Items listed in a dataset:
## start
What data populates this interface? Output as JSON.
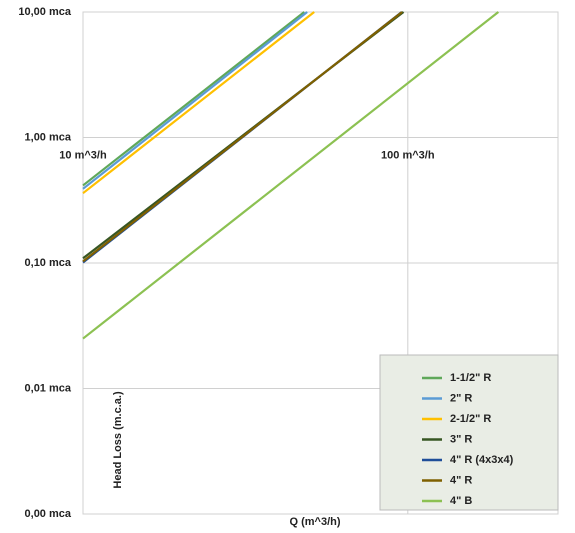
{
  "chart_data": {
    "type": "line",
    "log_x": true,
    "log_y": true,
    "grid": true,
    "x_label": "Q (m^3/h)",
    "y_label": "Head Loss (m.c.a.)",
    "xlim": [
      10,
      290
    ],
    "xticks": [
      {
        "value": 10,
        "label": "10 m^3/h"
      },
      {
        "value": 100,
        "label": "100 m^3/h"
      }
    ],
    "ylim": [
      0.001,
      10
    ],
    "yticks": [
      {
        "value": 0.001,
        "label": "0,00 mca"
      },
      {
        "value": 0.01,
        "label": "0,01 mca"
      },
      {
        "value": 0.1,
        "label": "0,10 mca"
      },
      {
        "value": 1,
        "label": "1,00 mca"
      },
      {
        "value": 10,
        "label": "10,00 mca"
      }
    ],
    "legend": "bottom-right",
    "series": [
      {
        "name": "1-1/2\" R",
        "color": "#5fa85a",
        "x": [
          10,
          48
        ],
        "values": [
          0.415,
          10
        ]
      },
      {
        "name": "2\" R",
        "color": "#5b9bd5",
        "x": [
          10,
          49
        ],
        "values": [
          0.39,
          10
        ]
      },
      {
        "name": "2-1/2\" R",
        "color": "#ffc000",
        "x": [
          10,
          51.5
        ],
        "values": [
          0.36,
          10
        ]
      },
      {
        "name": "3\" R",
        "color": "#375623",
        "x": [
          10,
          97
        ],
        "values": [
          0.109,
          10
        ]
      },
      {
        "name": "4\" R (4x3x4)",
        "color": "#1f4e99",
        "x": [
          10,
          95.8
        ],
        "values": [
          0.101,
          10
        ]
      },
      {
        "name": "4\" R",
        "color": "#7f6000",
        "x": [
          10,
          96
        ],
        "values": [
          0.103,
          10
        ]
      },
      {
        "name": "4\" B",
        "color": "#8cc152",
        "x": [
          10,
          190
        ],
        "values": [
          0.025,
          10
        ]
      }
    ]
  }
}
## end
● **WHAT THE TASK REQUIRES**: Pictures in the records above are not copied; print everything else exactly.

● **FINISHED ANSWER**:
What data populates this interface? Output as JSON.
{
  "chart_data": {
    "type": "line",
    "log_x": true,
    "log_y": true,
    "grid": true,
    "x_label": "Q (m^3/h)",
    "y_label": "Head Loss (m.c.a.)",
    "xlim": [
      10,
      290
    ],
    "xticks": [
      {
        "value": 10,
        "label": "10 m^3/h"
      },
      {
        "value": 100,
        "label": "100 m^3/h"
      }
    ],
    "ylim": [
      0.001,
      10
    ],
    "yticks": [
      {
        "value": 0.001,
        "label": "0,00 mca"
      },
      {
        "value": 0.01,
        "label": "0,01 mca"
      },
      {
        "value": 0.1,
        "label": "0,10 mca"
      },
      {
        "value": 1,
        "label": "1,00 mca"
      },
      {
        "value": 10,
        "label": "10,00 mca"
      }
    ],
    "legend": "bottom-right",
    "series": [
      {
        "name": "1-1/2\" R",
        "color": "#5fa85a",
        "x": [
          10,
          48
        ],
        "values": [
          0.415,
          10
        ]
      },
      {
        "name": "2\" R",
        "color": "#5b9bd5",
        "x": [
          10,
          49
        ],
        "values": [
          0.39,
          10
        ]
      },
      {
        "name": "2-1/2\" R",
        "color": "#ffc000",
        "x": [
          10,
          51.5
        ],
        "values": [
          0.36,
          10
        ]
      },
      {
        "name": "3\" R",
        "color": "#375623",
        "x": [
          10,
          97
        ],
        "values": [
          0.109,
          10
        ]
      },
      {
        "name": "4\" R (4x3x4)",
        "color": "#1f4e99",
        "x": [
          10,
          95.8
        ],
        "values": [
          0.101,
          10
        ]
      },
      {
        "name": "4\" R",
        "color": "#7f6000",
        "x": [
          10,
          96
        ],
        "values": [
          0.103,
          10
        ]
      },
      {
        "name": "4\" B",
        "color": "#8cc152",
        "x": [
          10,
          190
        ],
        "values": [
          0.025,
          10
        ]
      }
    ]
  }
}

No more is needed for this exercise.